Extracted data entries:
┄┄┄┄┄┄┄┄┄┄
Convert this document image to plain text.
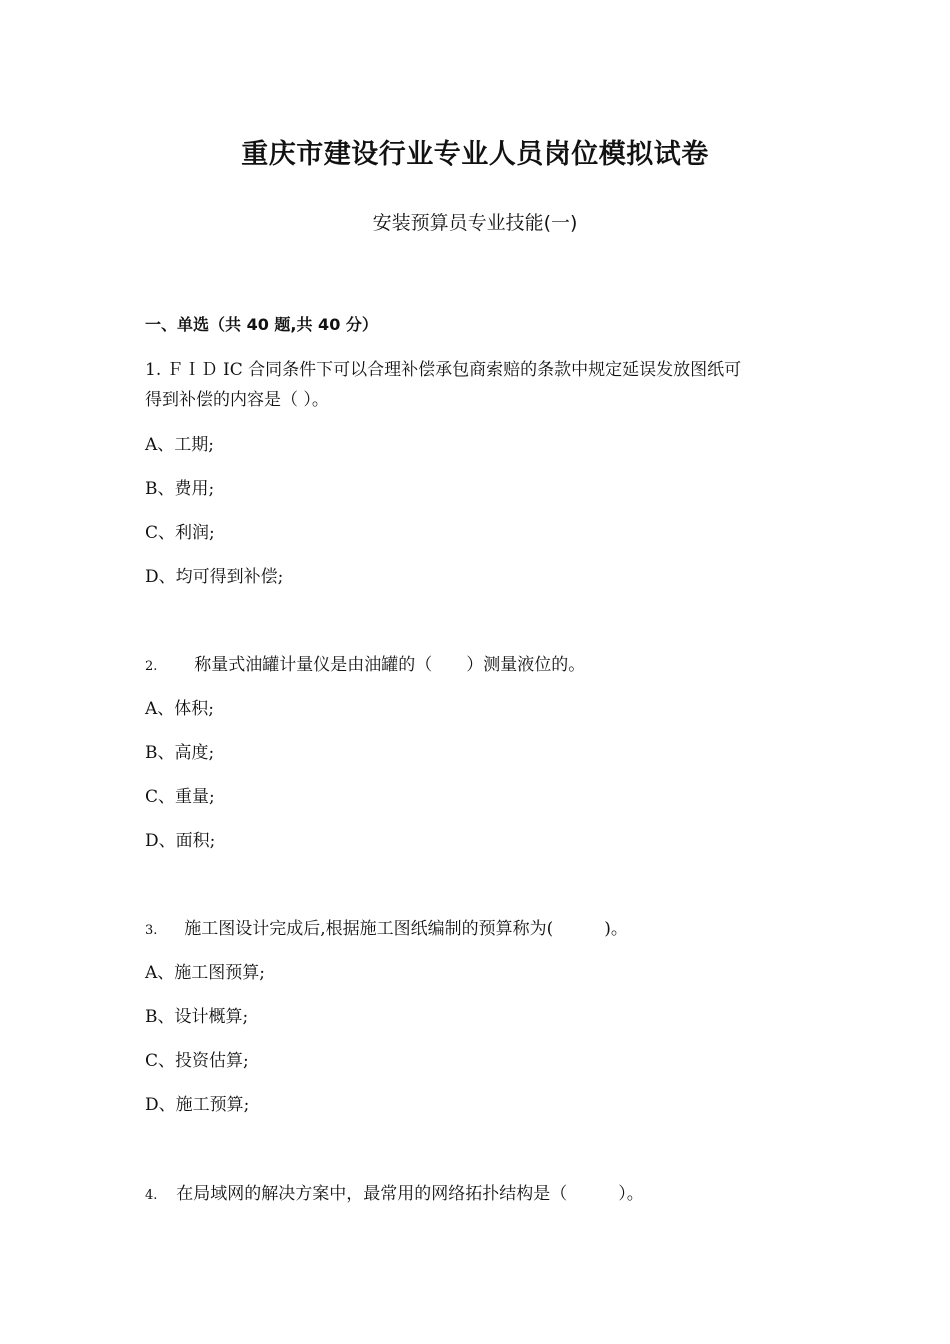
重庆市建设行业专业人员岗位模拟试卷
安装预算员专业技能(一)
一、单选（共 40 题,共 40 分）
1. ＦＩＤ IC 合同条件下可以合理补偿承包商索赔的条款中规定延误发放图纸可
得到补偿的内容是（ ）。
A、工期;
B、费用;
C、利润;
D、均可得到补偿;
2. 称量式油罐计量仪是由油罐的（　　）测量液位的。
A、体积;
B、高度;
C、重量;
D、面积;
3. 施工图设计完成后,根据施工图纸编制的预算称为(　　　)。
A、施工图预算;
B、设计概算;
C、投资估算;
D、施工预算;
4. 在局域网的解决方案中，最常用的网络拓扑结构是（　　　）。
┄┄┄┄┄┄┄┄┄┄
Exercise task:
Give all the entries again exactly, dropping each picture.

Full output:
Convert this document image to plain text.
重庆市建设行业专业人员岗位模拟试卷
安装预算员专业技能(一)
一、单选（共 40 题,共 40 分）
1. ＦＩＤ IC 合同条件下可以合理补偿承包商索赔的条款中规定延误发放图纸可
得到补偿的内容是（ ）。
A、工期;
B、费用;
C、利润;
D、均可得到补偿;
2. 称量式油罐计量仪是由油罐的（　　）测量液位的。
A、体积;
B、高度;
C、重量;
D、面积;
3. 施工图设计完成后,根据施工图纸编制的预算称为(　　　)。
A、施工图预算;
B、设计概算;
C、投资估算;
D、施工预算;
4. 在局域网的解决方案中，最常用的网络拓扑结构是（　　　）。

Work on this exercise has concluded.